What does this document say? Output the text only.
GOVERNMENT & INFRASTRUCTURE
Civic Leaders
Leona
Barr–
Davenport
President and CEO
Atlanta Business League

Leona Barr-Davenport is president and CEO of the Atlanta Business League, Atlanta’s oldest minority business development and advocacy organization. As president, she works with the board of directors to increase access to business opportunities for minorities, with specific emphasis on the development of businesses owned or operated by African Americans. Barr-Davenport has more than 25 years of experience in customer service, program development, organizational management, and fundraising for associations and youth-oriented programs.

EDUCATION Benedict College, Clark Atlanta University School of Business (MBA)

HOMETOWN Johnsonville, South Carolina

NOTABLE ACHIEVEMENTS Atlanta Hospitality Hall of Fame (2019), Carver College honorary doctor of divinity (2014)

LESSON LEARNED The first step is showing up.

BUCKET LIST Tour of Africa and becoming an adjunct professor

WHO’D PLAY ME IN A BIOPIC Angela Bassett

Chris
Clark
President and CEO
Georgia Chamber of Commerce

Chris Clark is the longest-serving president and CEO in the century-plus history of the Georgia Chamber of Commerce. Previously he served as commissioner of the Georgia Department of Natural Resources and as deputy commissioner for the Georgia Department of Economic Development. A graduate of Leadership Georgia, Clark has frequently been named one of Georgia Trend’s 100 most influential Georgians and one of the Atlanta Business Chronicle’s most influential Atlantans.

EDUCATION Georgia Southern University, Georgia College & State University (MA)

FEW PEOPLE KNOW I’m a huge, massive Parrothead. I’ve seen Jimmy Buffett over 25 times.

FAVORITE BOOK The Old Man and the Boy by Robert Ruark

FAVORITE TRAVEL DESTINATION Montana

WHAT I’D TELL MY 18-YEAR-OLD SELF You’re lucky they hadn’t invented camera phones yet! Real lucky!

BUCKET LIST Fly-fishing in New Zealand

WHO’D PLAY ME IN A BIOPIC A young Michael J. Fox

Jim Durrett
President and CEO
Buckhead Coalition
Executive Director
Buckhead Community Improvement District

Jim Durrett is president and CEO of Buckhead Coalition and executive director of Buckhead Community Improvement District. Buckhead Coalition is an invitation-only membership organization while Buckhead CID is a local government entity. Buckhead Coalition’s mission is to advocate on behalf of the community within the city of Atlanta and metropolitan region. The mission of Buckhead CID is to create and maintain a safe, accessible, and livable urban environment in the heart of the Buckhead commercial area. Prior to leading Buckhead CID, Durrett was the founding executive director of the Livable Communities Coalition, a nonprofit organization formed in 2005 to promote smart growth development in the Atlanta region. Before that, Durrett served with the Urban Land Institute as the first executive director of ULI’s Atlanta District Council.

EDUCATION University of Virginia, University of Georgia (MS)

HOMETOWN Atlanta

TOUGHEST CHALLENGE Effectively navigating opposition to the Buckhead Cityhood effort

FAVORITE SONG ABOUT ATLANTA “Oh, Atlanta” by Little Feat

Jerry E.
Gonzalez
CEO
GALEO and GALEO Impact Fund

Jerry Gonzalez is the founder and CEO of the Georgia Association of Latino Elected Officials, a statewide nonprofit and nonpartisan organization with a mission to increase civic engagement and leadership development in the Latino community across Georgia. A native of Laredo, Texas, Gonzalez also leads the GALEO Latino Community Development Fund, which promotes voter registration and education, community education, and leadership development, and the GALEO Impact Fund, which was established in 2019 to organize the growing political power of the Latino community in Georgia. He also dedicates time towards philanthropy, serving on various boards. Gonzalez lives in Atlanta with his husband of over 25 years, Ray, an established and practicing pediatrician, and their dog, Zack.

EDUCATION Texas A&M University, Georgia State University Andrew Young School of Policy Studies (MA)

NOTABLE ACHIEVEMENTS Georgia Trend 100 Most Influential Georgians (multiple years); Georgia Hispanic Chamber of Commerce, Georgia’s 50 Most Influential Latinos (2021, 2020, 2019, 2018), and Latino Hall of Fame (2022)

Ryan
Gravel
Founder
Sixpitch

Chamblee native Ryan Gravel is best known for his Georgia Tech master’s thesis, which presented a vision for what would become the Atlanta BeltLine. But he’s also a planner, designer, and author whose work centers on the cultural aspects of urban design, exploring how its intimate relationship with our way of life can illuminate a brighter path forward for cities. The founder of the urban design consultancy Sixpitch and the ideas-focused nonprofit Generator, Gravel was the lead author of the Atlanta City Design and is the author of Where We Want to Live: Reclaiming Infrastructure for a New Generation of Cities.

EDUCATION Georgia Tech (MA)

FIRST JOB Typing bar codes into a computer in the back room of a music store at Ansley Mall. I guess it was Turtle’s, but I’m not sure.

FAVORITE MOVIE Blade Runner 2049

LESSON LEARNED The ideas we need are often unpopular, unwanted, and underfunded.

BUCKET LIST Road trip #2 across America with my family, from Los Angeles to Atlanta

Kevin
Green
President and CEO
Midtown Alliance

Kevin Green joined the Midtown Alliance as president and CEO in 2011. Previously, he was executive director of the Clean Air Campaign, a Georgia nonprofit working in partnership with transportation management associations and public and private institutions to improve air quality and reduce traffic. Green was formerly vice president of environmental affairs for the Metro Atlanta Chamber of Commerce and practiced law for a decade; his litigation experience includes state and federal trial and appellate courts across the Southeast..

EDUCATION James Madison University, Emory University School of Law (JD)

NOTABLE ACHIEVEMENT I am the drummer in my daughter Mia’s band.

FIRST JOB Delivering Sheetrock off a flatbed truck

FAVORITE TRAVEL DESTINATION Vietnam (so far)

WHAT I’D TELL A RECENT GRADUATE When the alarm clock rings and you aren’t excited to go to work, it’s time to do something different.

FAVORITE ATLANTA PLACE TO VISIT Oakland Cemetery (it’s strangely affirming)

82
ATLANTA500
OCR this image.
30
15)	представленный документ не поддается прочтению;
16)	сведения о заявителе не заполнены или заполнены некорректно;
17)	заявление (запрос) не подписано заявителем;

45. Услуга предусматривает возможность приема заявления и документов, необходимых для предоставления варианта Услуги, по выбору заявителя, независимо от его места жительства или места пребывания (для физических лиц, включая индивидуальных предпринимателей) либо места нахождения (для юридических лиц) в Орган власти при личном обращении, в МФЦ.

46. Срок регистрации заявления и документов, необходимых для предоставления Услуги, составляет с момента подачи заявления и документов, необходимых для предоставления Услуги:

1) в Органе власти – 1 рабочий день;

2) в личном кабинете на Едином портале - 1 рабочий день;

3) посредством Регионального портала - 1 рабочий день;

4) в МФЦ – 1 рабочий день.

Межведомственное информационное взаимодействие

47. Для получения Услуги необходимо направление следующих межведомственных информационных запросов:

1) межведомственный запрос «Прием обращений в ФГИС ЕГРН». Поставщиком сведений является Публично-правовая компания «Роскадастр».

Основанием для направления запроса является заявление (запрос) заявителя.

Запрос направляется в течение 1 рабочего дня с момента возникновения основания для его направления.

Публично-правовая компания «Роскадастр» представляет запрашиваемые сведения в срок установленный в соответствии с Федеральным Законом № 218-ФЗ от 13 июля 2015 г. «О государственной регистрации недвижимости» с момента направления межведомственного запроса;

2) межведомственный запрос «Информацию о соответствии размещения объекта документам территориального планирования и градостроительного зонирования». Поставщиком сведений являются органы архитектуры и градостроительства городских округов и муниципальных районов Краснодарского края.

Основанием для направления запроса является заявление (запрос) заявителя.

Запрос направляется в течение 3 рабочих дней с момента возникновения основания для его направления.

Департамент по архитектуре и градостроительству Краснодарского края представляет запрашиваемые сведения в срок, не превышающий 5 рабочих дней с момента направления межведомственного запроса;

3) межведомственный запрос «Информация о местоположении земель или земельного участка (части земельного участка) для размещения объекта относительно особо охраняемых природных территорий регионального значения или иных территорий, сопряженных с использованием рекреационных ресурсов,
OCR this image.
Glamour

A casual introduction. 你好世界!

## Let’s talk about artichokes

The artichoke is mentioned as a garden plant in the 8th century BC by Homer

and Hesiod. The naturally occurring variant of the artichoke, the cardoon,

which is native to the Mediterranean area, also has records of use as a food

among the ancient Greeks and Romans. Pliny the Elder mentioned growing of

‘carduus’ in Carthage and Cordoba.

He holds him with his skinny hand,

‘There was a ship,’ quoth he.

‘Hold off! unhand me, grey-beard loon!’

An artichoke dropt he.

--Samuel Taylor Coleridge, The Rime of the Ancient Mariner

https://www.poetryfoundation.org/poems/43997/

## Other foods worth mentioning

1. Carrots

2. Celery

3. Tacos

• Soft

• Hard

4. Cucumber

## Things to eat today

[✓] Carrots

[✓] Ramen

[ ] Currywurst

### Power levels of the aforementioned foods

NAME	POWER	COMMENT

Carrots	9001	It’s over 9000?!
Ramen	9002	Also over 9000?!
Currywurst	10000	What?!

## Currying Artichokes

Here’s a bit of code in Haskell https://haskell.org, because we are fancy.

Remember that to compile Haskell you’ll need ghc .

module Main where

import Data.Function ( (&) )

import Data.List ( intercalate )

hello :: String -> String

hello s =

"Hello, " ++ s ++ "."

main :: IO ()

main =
▬▬▬▬▬▬▬▬▬▬
▶ **SHORT EXERCISE**
Search the data above for lines holding "Georgians" and copy each of them.

▶ **RESULT FOR THIS TASK**
Chris Clark is the longest-serving president and CEO in the century-plus history of the Georgia Chamber of Commerce. Previously he served as commissioner of the Georgia Department of Natural Resources and as deputy commissioner for the Georgia Department of Economic Development. A graduate of Leadership Georgia, Clark has frequently been named one of Georgia Trend’s 100 most influential Georgians and one of the Atlanta Business Chronicle’s most influential Atlantans.
NOTABLE ACHIEVEMENTS Georgia Trend 100 Most Influential Georgians (multiple years); Georgia Hispanic Chamber of Commerce, Georgia’s 50 Most Influential Latinos (2021, 2020, 2019, 2018), and Latino Hall of Fame (2022)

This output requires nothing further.